#### Data ####

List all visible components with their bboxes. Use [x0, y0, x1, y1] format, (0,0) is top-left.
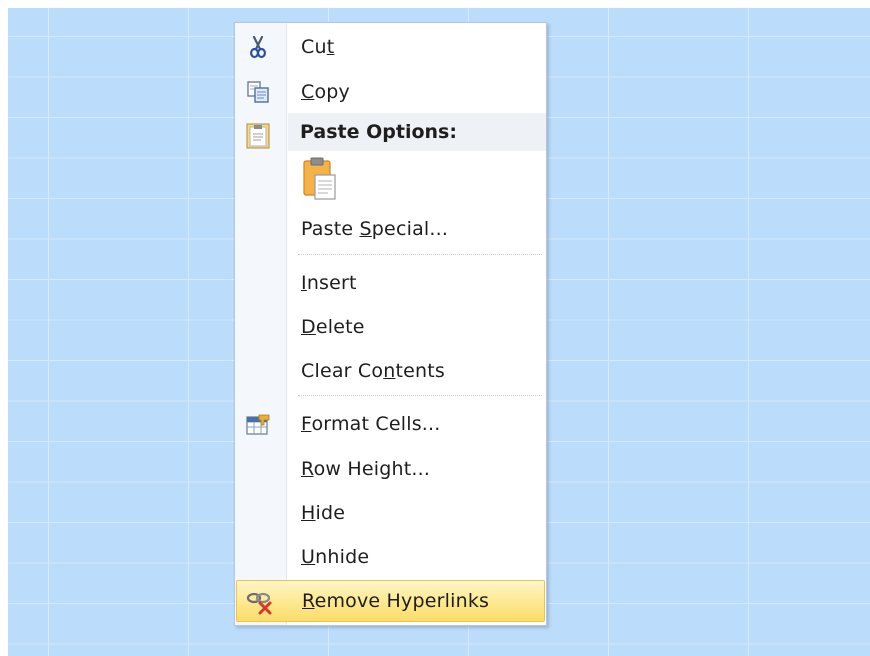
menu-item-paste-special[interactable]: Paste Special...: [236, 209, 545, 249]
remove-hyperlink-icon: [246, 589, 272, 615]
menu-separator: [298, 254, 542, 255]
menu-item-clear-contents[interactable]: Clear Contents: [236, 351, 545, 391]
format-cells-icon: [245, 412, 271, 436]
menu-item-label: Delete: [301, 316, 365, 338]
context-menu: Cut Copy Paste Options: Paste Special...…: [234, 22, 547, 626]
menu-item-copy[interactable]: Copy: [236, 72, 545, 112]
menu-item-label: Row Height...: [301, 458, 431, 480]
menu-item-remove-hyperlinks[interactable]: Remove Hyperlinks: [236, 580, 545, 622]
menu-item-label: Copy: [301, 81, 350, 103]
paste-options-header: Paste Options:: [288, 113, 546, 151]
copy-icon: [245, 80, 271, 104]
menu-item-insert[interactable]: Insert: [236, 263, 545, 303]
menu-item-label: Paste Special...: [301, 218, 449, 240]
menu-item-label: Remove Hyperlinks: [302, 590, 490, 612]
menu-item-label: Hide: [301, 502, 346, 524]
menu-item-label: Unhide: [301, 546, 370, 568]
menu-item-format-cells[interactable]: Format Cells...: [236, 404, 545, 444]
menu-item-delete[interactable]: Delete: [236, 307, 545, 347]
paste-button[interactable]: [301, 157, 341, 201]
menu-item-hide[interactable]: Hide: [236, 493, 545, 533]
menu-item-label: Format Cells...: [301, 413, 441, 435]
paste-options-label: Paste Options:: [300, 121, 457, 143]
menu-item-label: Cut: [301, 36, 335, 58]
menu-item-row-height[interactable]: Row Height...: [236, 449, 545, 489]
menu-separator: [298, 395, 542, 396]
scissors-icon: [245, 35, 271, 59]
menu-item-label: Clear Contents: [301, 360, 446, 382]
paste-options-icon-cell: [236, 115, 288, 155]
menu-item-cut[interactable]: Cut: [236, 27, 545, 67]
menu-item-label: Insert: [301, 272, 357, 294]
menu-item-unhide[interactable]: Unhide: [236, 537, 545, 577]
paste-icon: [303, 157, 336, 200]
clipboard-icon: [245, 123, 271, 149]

####

Every entry above should be printed again exactly, except for the pictures.

List all visible components with their bboxes. Use [x0, y0, x1, y1] format, (0,0) is top-left.
menu-item-paste-special[interactable]: Paste Special...: [236, 209, 545, 249]
remove-hyperlink-icon: [246, 589, 272, 615]
menu-separator: [298, 254, 542, 255]
menu-item-clear-contents[interactable]: Clear Contents: [236, 351, 545, 391]
format-cells-icon: [245, 412, 271, 436]
menu-item-label: Delete: [301, 316, 365, 338]
context-menu: Cut Copy Paste Options: Paste Special...…: [234, 22, 547, 626]
menu-item-copy[interactable]: Copy: [236, 72, 545, 112]
menu-item-label: Row Height...: [301, 458, 431, 480]
menu-item-remove-hyperlinks[interactable]: Remove Hyperlinks: [236, 580, 545, 622]
menu-item-label: Copy: [301, 81, 350, 103]
paste-options-header: Paste Options:: [288, 113, 546, 151]
copy-icon: [245, 80, 271, 104]
menu-item-insert[interactable]: Insert: [236, 263, 545, 303]
menu-item-label: Paste Special...: [301, 218, 449, 240]
menu-item-label: Remove Hyperlinks: [302, 590, 490, 612]
menu-item-label: Hide: [301, 502, 346, 524]
menu-item-label: Unhide: [301, 546, 370, 568]
menu-item-format-cells[interactable]: Format Cells...: [236, 404, 545, 444]
menu-item-delete[interactable]: Delete: [236, 307, 545, 347]
paste-button[interactable]: [301, 157, 341, 201]
menu-item-hide[interactable]: Hide: [236, 493, 545, 533]
menu-item-label: Format Cells...: [301, 413, 441, 435]
paste-options-label: Paste Options:: [300, 121, 457, 143]
menu-item-label: Cut: [301, 36, 335, 58]
menu-item-row-height[interactable]: Row Height...: [236, 449, 545, 489]
menu-separator: [298, 395, 542, 396]
scissors-icon: [245, 35, 271, 59]
menu-item-label: Clear Contents: [301, 360, 446, 382]
paste-options-icon-cell: [236, 115, 288, 155]
menu-item-cut[interactable]: Cut: [236, 27, 545, 67]
menu-item-label: Insert: [301, 272, 357, 294]
menu-item-unhide[interactable]: Unhide: [236, 537, 545, 577]
paste-icon: [303, 157, 336, 200]
clipboard-icon: [245, 123, 271, 149]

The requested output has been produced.